**Problem statement**: Can you quote every line from the start of the entries through the line containing "chart-area[interactable]: 振幅:0.30% A(120):85045.99", including that line?

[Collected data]
▽
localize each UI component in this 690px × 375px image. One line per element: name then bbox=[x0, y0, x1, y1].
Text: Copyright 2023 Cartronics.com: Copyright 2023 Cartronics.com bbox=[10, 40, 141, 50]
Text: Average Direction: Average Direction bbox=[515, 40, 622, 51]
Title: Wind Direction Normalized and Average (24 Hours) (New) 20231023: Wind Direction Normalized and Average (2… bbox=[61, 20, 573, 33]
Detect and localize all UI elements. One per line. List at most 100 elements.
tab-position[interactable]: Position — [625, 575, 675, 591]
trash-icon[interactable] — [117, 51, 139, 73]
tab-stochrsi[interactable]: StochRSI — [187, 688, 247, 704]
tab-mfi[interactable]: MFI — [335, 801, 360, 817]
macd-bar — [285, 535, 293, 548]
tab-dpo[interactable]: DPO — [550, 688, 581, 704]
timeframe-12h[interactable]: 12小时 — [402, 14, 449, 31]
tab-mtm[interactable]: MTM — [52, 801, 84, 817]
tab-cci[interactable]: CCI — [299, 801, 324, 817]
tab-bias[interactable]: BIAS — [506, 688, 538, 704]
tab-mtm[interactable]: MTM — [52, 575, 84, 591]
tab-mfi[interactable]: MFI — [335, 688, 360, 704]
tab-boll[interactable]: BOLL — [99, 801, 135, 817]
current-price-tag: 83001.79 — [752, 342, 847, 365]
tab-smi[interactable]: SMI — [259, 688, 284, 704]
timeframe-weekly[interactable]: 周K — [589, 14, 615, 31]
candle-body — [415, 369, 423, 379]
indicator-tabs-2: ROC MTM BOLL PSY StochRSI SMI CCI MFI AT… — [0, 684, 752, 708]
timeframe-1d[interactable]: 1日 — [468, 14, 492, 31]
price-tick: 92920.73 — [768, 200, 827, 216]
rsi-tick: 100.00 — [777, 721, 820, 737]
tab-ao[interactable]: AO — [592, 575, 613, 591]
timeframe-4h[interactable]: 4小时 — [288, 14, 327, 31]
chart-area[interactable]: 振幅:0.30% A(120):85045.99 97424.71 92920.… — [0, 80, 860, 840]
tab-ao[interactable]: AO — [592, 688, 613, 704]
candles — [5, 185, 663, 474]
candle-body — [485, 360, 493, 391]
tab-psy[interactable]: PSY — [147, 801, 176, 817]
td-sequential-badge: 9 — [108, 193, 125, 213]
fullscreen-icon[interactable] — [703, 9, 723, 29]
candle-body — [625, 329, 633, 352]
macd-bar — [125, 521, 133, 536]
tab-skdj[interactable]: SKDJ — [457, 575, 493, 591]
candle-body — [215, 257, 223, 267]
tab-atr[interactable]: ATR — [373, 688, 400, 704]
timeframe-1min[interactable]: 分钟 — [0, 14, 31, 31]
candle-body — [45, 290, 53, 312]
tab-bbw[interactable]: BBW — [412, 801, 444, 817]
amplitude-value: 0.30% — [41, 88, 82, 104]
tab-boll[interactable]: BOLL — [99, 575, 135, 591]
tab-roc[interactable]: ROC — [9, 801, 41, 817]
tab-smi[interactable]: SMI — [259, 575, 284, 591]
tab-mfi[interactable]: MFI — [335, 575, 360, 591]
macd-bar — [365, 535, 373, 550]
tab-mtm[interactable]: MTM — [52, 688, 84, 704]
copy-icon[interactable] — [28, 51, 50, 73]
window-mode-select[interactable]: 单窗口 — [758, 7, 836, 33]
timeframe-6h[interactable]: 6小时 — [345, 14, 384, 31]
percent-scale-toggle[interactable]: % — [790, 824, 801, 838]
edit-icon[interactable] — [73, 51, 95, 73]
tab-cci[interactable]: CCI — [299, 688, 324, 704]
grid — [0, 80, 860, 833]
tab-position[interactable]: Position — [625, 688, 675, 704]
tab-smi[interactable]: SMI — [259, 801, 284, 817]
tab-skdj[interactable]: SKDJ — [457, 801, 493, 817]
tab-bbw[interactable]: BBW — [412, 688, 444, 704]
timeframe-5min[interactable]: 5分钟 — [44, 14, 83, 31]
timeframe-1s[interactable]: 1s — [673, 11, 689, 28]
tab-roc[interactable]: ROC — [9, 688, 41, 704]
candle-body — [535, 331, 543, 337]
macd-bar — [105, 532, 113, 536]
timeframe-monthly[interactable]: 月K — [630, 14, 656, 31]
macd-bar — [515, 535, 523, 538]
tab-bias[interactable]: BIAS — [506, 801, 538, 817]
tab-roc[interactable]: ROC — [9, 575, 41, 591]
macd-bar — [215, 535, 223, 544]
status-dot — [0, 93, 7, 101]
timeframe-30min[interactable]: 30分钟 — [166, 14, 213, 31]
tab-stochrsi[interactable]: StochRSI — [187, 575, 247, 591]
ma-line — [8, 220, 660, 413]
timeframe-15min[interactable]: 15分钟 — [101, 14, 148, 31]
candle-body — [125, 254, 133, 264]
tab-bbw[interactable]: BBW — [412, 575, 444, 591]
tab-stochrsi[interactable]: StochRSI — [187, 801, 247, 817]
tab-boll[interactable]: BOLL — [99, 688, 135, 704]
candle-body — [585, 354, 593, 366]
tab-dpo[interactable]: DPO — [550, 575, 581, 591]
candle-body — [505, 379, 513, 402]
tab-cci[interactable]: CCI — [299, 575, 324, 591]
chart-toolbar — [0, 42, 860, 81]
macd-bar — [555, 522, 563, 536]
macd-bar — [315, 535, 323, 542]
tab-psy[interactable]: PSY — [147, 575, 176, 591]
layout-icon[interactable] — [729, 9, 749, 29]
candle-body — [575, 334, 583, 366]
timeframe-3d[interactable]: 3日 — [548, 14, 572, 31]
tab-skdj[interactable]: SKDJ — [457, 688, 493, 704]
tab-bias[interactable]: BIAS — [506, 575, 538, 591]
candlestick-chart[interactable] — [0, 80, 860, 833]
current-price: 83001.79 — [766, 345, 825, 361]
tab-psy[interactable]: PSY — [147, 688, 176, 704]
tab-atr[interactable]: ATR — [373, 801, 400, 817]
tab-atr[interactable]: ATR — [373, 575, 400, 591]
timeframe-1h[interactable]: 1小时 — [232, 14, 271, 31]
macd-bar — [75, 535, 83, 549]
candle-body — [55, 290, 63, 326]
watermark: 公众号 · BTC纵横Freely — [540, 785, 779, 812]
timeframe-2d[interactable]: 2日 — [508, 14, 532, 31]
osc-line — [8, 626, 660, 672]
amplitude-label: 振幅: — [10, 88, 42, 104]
△
**Task result**:
localize each UI component in this 690px × 375px image. One line per element: name then bbox=[x0, y0, x1, y1].
Text: Copyright 2023 Cartronics.com: Copyright 2023 Cartronics.com bbox=[10, 40, 141, 50]
Text: Average Direction: Average Direction bbox=[515, 40, 622, 51]
Title: Wind Direction Normalized and Average (24 Hours) (New) 20231023: Wind Direction Normalized and Average (2… bbox=[61, 20, 573, 33]
Detect and localize all UI elements. One per line. List at most 100 elements.
tab-position[interactable]: Position — [625, 575, 675, 591]
trash-icon[interactable] — [117, 51, 139, 73]
tab-stochrsi[interactable]: StochRSI — [187, 688, 247, 704]
tab-mfi[interactable]: MFI — [335, 801, 360, 817]
macd-bar — [285, 535, 293, 548]
tab-dpo[interactable]: DPO — [550, 688, 581, 704]
timeframe-12h[interactable]: 12小时 — [402, 14, 449, 31]
tab-mtm[interactable]: MTM — [52, 801, 84, 817]
tab-cci[interactable]: CCI — [299, 801, 324, 817]
tab-bias[interactable]: BIAS — [506, 688, 538, 704]
tab-mtm[interactable]: MTM — [52, 575, 84, 591]
tab-mfi[interactable]: MFI — [335, 688, 360, 704]
tab-boll[interactable]: BOLL — [99, 801, 135, 817]
current-price-tag: 83001.79 — [752, 342, 847, 365]
tab-smi[interactable]: SMI — [259, 688, 284, 704]
timeframe-weekly[interactable]: 周K — [589, 14, 615, 31]
candle-body — [415, 369, 423, 379]
indicator-tabs-2: ROC MTM BOLL PSY StochRSI SMI CCI MFI AT… — [0, 684, 752, 708]
timeframe-1d[interactable]: 1日 — [468, 14, 492, 31]
price-tick: 92920.73 — [768, 200, 827, 216]
rsi-tick: 100.00 — [777, 721, 820, 737]
tab-ao[interactable]: AO — [592, 575, 613, 591]
timeframe-4h[interactable]: 4小时 — [288, 14, 327, 31]
chart-area[interactable]: 振幅:0.30% A(120):85045.99 97424.71 92920.… — [0, 80, 860, 840]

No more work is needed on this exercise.